EXERCISE OBJECTIVE: Format the rows from the line that contains "Patent image size: (383, 1010)." to the line that contains "The laminates 32a is at (100, 613).", both included, as a numbered list, leaving out blank lines. Do this for those lines alone.

GIVEN DATA:
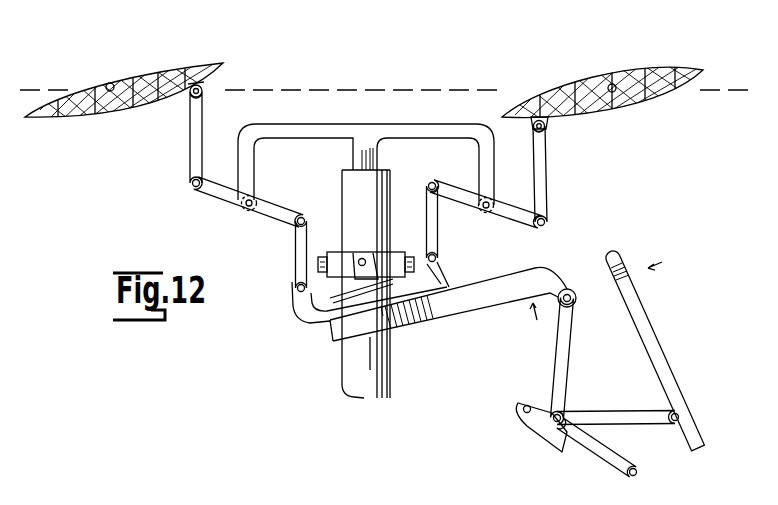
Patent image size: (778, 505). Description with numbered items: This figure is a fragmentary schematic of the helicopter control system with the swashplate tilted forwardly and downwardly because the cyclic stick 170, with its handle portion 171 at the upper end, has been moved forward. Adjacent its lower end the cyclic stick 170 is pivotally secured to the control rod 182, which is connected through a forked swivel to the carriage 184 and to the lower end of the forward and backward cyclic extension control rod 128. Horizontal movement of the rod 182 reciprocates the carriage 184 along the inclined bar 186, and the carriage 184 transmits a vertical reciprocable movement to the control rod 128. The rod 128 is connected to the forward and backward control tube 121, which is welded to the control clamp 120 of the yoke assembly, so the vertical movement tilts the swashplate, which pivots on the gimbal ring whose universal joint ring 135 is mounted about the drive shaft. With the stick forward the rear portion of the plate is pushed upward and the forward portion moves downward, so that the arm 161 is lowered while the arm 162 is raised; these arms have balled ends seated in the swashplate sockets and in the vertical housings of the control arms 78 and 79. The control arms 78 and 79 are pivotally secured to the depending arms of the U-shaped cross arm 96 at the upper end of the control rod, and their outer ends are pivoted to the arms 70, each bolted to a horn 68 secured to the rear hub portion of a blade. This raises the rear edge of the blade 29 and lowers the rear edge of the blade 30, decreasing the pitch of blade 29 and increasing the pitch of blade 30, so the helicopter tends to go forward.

The blade 29 is at (115, 70).
The blade 30 is at (594, 77).
The horn 68 is at (207, 87).
The arm 70 is at (190, 137).
The control arm 78 is at (263, 219).
The control arm 79 is at (500, 217).
The U-shaped cross arm 96 is at (352, 125).
The control clamp 120 is at (340, 332).
The forward and backward control tube 121 is at (486, 282).
The forward and backward cyclic extension control rod 128 is at (571, 327).
The universal joint ring 135 is at (390, 258).
The arm 161 is at (296, 264).
The arm 162 is at (430, 231).
The cyclic stick 170 is at (660, 340).
The handle portion 171 is at (625, 258).
The control rod 182 is at (640, 425).
The carriage 184 is at (545, 432).
The inclined bar 186 is at (590, 448).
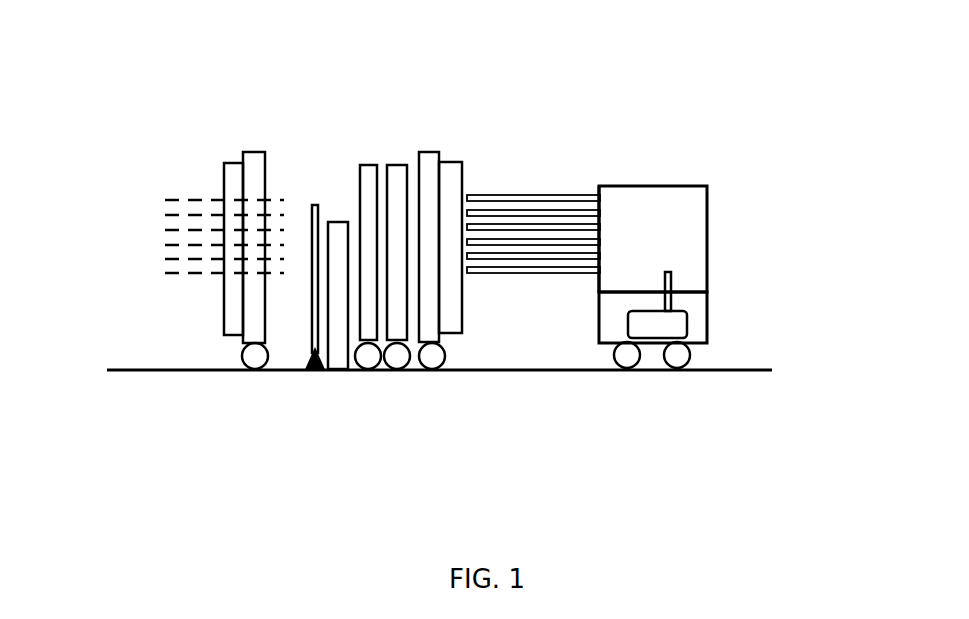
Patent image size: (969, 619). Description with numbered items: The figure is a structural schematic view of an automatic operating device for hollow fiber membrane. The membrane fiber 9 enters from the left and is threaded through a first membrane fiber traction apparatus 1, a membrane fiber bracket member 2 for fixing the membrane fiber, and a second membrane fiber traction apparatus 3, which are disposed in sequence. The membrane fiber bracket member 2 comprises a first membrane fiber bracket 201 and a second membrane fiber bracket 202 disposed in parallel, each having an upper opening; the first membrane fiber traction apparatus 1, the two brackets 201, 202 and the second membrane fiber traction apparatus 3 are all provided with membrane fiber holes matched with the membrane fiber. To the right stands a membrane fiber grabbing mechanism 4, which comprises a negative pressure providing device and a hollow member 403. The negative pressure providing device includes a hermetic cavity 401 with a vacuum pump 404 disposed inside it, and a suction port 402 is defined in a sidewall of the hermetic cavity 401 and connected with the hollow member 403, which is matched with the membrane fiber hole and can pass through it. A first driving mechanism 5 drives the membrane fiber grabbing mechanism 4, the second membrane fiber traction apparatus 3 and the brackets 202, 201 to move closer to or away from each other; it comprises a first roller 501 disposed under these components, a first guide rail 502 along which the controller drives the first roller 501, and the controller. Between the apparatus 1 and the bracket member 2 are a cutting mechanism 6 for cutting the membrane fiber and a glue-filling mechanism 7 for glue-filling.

The first membrane fiber traction apparatus 1 is at (255, 175).
The membrane fiber bracket member 2 is at (416, 269).
The first membrane fiber bracket 201 is at (366, 187).
The second membrane fiber bracket 202 is at (392, 187).
The second membrane fiber traction apparatus 3 is at (449, 180).
The membrane fiber grabbing mechanism 4 is at (654, 274).
The hermetic cavity 401 is at (710, 217).
The suction port 402 is at (600, 203).
The hollow member 403 is at (498, 198).
The vacuum pump 404 is at (678, 323).
The first driving mechanism 5 is at (720, 384).
The first roller 501 is at (677, 365).
The first guide rail 502 is at (593, 372).
The cutting mechanism 6 is at (315, 342).
The glue-filling mechanism 7 is at (332, 342).
The membrane fiber 9 is at (177, 197).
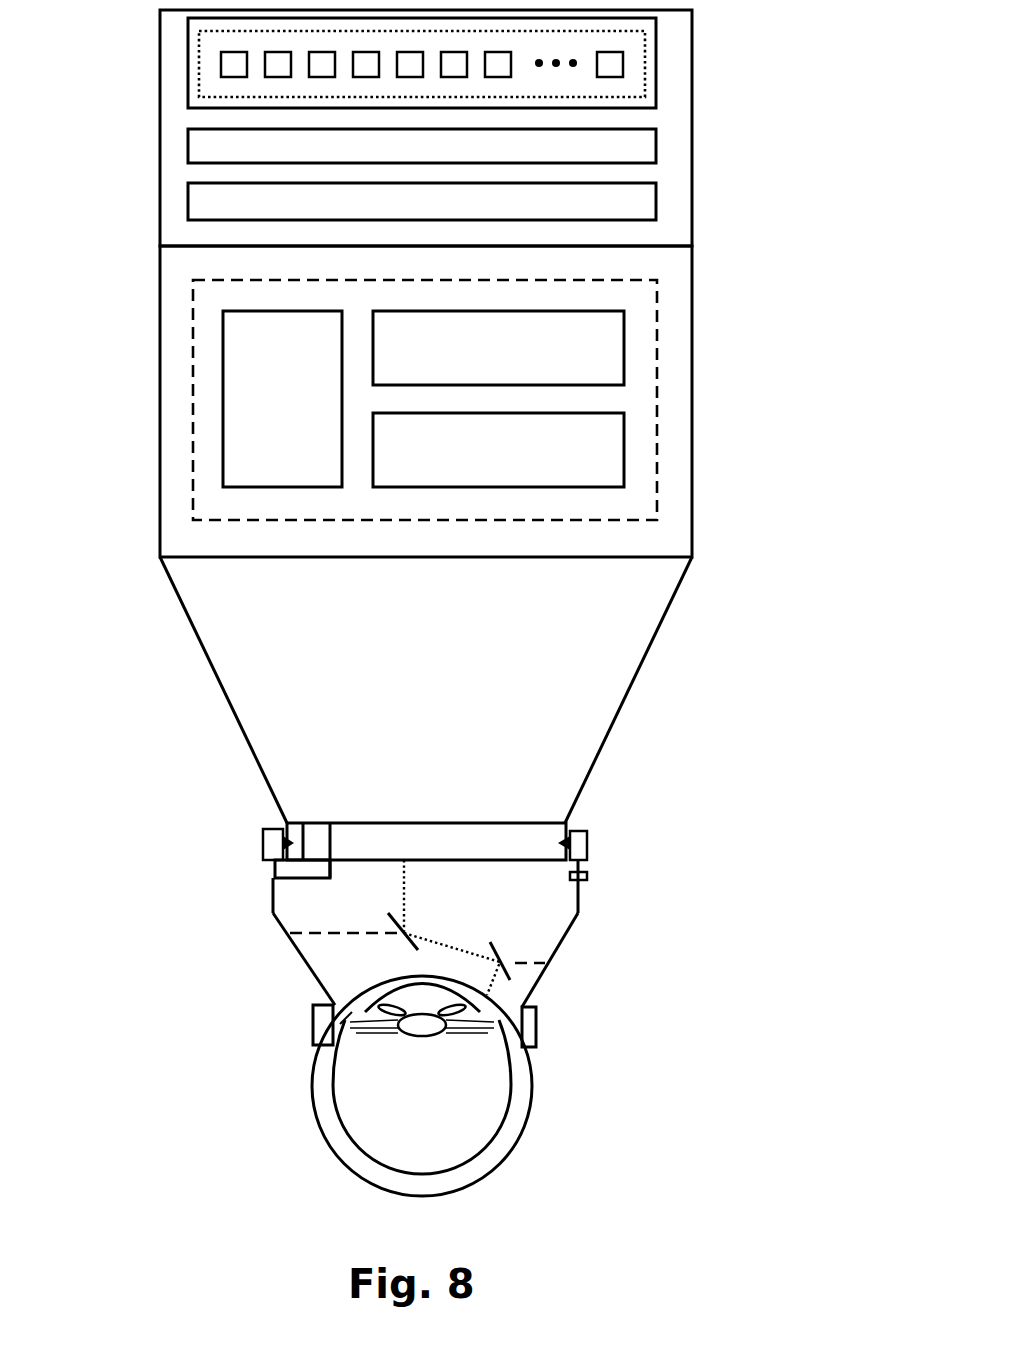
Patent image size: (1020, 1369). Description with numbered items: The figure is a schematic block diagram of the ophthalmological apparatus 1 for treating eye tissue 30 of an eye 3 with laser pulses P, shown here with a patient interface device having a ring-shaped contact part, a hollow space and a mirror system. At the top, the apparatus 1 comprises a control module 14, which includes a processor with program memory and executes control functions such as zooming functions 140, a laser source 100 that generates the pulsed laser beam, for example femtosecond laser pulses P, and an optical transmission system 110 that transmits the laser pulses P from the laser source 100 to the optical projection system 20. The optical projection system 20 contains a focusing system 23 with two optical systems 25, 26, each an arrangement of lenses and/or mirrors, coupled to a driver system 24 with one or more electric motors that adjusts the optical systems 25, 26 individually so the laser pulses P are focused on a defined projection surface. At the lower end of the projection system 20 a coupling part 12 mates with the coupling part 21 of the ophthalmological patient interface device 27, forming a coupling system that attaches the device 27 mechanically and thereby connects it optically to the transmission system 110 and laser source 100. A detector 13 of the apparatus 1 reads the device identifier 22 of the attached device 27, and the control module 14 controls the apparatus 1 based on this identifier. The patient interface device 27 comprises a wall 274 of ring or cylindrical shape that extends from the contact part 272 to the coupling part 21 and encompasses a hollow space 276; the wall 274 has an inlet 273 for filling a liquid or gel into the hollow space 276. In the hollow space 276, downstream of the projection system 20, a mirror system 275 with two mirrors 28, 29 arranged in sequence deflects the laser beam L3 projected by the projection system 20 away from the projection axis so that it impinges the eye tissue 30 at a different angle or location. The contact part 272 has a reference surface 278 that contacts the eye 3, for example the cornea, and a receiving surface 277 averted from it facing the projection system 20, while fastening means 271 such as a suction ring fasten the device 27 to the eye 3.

The ophthalmological apparatus 1 is at (152, 163).
The control module 14 is at (198, 67).
The zooming functions 140 is at (637, 62).
The laser source 100 is at (645, 146).
The optical transmission system 110 is at (645, 201).
The optical projection system 20 is at (132, 605).
The focusing system 23 is at (193, 397).
The driver system 24 is at (238, 423).
The optical system 25 is at (612, 339).
The optical system 26 is at (612, 461).
The coupling part 12 is at (480, 807).
The detector 13 is at (256, 816).
The device identifier 22 is at (280, 868).
The coupling part 21 is at (587, 843).
The inlet 273 is at (595, 883).
The ophthalmological patient interface device 27 is at (262, 992).
The hollow space 276 is at (307, 952).
The wall 274 is at (555, 957).
The laser beam L3 is at (383, 896).
The mirror system 275 is at (455, 930).
The mirror 28 is at (403, 944).
The mirror 29 is at (506, 951).
The laser pulses P is at (490, 982).
The eye 3 is at (310, 1158).
The eye tissue 30 is at (518, 1112).
The reference surface 278 is at (343, 1027).
The fastening means 271 is at (330, 1032).
The receiving surface 277 is at (345, 993).
The contact part 272 is at (510, 1012).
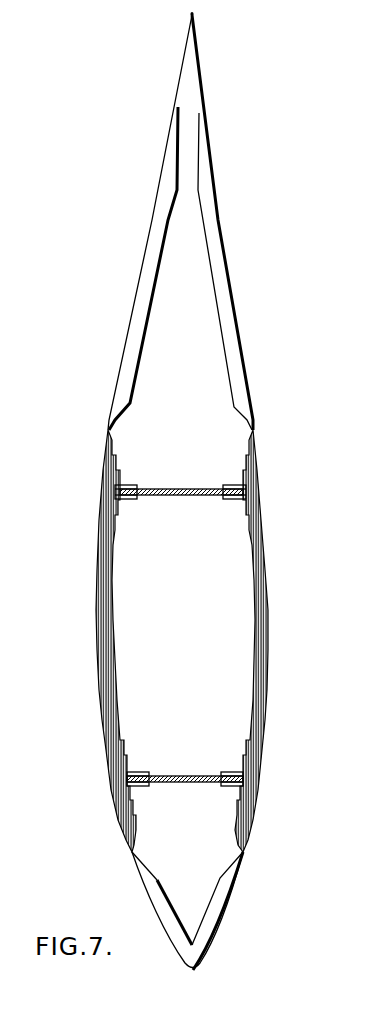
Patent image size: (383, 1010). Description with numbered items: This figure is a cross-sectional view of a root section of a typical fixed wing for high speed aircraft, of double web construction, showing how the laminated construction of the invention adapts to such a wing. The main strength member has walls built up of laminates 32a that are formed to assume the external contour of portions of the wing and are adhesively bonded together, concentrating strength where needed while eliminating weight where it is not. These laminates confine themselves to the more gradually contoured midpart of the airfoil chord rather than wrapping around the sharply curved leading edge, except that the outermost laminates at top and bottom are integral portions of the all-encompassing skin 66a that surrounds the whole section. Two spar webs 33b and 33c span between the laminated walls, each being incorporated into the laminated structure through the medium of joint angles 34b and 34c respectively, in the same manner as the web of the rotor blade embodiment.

The laminates 32a is at (100, 613).
The web 33c is at (187, 489).
The joint angles 34c is at (132, 500).
The web 33b is at (188, 783).
The joint angles 34b is at (220, 772).
The skin 66a is at (232, 896).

EXPECTED ANSWER:
1. Patent image size: (383, 1010). Description with numbered items: This figure is a cross-sectional view of a root section of a typical fixed wing for high speed aircraft, of double web construction, showing how the laminated construction of the invention adapts to such a wing. The main strength member has walls built up of laminates 32a that are formed to assume the external contour of portions of the wing and are adhesively bonded together, concentrating strength where needed while eliminating weight where it is not. These laminates confine themselves to the more gradually contoured midpart of the airfoil chord rather than wrapping around the sharply curved leading edge, except that the outermost laminates at top and bottom are integral portions of the all-encompassing skin 66a that surrounds the whole section. Two spar webs 33b and 33c span between the laminated walls, each being incorporated into the laminated structure through the medium of joint angles 34b and 34c respectively, in the same manner as the web of the rotor blade embodiment.
2. The laminates 32a is at (100, 613).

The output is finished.